• **Task objective**:
Gather every line in the records below that contains the word "adhésion".

• **Supplied material**:

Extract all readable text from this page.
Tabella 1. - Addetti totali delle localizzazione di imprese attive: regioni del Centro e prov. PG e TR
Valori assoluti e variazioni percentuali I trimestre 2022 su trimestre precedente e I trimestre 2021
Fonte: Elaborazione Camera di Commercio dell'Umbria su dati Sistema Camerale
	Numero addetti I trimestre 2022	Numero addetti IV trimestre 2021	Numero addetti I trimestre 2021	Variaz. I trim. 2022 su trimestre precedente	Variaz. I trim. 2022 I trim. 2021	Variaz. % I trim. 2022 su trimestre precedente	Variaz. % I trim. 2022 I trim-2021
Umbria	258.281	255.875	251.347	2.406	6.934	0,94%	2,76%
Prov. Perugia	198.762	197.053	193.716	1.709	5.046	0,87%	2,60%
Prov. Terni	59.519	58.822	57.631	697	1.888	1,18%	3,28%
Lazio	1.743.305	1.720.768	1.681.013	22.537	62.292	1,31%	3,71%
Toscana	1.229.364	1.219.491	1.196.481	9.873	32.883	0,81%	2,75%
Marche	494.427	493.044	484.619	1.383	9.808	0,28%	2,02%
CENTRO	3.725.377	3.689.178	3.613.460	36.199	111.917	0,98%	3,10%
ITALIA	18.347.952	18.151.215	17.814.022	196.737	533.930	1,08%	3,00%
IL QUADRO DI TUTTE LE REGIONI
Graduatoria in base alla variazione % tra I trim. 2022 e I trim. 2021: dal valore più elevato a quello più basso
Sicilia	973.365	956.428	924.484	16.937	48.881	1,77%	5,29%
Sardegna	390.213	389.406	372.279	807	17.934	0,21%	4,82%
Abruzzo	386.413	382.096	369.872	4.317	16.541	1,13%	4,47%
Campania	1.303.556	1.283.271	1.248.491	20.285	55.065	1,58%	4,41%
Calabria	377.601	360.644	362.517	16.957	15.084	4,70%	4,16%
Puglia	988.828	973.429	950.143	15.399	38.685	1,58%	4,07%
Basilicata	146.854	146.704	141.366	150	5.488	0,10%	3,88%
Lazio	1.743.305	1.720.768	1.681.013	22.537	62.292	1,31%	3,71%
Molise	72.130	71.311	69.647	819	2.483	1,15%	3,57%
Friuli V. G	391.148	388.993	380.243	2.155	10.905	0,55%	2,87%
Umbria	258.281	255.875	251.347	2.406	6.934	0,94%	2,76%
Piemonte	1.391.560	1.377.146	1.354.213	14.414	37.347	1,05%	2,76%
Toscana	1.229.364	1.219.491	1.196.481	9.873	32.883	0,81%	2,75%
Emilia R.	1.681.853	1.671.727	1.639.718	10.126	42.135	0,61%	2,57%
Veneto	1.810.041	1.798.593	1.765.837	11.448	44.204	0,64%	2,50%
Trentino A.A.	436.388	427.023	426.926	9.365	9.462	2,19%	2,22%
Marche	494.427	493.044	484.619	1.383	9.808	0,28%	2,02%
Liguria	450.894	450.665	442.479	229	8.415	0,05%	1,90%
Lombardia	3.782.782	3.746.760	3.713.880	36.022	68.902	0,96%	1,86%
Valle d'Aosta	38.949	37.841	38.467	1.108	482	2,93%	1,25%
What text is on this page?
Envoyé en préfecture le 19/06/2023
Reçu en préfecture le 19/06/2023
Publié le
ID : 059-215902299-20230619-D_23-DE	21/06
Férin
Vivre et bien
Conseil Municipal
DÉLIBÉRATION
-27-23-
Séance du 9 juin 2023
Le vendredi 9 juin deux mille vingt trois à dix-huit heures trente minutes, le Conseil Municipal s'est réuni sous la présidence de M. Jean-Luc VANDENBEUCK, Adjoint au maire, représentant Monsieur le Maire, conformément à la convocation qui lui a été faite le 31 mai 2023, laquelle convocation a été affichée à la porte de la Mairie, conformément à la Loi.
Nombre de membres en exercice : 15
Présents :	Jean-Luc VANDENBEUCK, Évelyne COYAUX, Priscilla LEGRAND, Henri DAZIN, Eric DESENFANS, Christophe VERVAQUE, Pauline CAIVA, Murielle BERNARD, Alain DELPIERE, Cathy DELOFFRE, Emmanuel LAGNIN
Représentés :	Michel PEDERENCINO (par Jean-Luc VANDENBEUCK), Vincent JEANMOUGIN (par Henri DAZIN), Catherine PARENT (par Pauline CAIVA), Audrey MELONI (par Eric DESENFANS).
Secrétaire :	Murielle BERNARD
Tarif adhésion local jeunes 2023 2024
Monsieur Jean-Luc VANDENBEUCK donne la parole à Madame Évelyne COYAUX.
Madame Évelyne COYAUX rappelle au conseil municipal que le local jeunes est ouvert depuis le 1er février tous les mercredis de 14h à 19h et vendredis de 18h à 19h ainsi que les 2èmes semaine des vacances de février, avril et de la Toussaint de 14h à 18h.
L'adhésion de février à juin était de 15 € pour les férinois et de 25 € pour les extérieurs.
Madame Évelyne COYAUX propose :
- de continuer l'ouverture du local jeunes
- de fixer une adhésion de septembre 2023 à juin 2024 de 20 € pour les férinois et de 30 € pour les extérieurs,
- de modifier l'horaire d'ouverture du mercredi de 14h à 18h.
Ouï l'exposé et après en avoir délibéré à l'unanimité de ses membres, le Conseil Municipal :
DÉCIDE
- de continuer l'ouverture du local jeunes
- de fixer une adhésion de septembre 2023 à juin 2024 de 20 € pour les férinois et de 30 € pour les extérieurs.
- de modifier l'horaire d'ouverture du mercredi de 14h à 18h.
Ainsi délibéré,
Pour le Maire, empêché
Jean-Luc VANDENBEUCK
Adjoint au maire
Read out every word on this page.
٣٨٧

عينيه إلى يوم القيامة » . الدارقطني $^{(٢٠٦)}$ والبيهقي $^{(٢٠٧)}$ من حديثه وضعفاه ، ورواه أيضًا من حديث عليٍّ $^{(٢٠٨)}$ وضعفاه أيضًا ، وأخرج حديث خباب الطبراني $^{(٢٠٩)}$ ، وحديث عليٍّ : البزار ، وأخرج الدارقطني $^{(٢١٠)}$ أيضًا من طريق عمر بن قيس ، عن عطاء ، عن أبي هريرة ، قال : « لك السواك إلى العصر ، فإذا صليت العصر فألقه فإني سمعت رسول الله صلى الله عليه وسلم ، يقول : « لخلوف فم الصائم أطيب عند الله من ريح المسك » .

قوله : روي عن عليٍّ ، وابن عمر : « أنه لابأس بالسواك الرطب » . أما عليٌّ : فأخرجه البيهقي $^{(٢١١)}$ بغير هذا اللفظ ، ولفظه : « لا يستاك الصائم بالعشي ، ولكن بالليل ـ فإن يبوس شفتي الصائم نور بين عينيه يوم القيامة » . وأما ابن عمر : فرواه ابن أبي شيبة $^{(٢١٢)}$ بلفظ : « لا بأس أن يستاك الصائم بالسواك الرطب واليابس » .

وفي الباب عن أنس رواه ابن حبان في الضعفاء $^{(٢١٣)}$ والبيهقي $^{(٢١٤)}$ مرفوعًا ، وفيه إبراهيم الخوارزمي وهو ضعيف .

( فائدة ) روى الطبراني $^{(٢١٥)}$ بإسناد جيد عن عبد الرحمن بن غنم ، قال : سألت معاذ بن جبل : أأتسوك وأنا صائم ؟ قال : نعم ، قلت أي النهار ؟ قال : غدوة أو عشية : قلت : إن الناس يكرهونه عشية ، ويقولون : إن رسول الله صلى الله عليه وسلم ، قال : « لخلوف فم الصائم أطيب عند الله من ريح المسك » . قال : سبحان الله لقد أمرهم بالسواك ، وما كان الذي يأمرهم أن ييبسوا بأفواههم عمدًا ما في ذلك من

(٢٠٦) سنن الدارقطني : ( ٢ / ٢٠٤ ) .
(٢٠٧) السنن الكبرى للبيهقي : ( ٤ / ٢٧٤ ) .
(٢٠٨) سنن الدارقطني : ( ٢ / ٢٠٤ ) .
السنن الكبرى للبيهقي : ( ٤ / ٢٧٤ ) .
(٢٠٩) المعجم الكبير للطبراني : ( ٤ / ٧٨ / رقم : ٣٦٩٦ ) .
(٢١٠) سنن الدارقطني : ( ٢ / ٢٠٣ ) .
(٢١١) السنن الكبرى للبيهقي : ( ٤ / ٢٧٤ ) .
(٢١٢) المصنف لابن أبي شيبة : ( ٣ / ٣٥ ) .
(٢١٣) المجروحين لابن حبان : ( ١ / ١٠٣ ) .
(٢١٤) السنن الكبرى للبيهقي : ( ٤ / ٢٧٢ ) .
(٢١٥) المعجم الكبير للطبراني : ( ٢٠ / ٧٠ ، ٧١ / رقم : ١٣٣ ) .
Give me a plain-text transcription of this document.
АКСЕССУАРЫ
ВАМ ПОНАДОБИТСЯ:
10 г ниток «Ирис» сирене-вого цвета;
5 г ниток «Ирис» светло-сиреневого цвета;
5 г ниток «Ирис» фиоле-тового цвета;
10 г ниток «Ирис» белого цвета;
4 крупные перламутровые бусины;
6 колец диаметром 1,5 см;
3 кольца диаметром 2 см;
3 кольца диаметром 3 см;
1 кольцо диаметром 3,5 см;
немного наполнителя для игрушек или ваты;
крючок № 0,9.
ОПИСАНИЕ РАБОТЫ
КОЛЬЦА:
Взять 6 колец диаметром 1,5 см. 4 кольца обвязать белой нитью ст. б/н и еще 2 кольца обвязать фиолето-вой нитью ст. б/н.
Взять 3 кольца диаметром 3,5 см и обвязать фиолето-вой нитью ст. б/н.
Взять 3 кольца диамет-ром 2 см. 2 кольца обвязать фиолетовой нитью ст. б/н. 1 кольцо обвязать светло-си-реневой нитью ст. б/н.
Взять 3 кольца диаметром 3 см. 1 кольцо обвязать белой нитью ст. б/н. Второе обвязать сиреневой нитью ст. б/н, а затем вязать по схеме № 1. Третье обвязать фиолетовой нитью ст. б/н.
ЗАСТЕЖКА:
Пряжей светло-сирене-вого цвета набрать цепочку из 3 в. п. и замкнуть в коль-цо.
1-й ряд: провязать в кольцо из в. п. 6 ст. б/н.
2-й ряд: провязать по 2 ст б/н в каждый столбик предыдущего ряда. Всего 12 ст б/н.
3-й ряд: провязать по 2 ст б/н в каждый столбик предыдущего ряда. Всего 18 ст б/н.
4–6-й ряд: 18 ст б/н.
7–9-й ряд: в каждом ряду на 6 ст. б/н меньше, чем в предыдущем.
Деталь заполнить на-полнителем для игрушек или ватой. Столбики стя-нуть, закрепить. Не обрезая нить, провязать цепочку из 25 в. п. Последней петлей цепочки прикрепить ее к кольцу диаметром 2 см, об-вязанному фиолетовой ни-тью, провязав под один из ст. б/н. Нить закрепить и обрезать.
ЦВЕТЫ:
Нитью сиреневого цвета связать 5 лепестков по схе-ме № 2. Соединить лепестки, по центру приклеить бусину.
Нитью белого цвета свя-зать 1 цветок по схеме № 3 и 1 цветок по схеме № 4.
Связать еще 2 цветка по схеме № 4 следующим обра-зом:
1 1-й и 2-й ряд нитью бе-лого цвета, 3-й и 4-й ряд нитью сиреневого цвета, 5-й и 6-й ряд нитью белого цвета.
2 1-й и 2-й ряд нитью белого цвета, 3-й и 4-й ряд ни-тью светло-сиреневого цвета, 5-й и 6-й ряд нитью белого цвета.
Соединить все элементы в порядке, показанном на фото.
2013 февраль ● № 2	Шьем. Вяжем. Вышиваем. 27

• **Solution**:
Tarif adhésion local jeunes 2023 2024
L'adhésion de février à juin était de 15 € pour les férinois et de 25 € pour les extérieurs.
- de fixer une adhésion de septembre 2023 à juin 2024 de 20 € pour les férinois et de 30 € pour les extérieurs,
- de fixer une adhésion de septembre 2023 à juin 2024 de 20 € pour les férinois et de 30 € pour les extérieurs.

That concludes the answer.